## THE INPUT
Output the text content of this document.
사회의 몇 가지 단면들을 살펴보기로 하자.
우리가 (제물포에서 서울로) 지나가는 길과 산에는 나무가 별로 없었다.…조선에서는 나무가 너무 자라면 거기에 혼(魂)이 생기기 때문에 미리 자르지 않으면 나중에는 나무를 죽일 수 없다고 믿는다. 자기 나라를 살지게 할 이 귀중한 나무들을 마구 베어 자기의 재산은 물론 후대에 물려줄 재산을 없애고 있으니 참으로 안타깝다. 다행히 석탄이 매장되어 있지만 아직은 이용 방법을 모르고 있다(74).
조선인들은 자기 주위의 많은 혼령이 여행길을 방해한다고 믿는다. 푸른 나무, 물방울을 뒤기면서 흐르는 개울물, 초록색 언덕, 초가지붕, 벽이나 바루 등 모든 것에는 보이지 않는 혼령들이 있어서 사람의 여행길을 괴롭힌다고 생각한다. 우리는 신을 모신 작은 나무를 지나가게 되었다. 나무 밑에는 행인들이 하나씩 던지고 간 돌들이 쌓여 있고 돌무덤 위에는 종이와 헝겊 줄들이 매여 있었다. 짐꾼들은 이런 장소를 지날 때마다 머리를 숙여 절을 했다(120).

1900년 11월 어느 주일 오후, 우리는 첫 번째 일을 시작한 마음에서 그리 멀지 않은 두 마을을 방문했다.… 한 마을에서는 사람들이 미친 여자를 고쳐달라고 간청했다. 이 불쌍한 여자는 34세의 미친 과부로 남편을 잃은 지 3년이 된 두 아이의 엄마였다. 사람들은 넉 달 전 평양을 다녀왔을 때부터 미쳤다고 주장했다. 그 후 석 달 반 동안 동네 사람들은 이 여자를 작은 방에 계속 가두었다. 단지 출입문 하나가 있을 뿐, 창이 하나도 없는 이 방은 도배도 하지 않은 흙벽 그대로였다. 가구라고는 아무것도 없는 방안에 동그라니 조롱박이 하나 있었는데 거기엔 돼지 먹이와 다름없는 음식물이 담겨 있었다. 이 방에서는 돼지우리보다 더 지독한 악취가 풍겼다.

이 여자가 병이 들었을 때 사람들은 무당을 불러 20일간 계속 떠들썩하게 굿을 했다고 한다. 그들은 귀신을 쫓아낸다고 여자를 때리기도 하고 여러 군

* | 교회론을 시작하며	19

## GIVEN EXERCISE
List the lines of the entries that include "사람들은".

## TASK OUTPUT
1900년 11월 어느 주일 오후, 우리는 첫 번째 일을 시작한 마음에서 그리 멀지 않은 두 마을을 방문했다.… 한 마을에서는 사람들이 미친 여자를 고쳐달라고 간청했다. 이 불쌍한 여자는 34세의 미친 과부로 남편을 잃은 지 3년이 된 두 아이의 엄마였다. 사람들은 넉 달 전 평양을 다녀왔을 때부터 미쳤다고 주장했다. 그 후 석 달 반 동안 동네 사람들은 이 여자를 작은 방에 계속 가두었다. 단지 출입문 하나가 있을 뿐, 창이 하나도 없는 이 방은 도배도 하지 않은 흙벽 그대로였다. 가구라고는 아무것도 없는 방안에 동그라니 조롱박이 하나 있었는데 거기엔 돼지 먹이와 다름없는 음식물이 담겨 있었다. 이 방에서는 돼지우리보다 더 지독한 악취가 풍겼다.
이 여자가 병이 들었을 때 사람들은 무당을 불러 20일간 계속 떠들썩하게 굿을 했다고 한다. 그들은 귀신을 쫓아낸다고 여자를 때리기도 하고 여러 군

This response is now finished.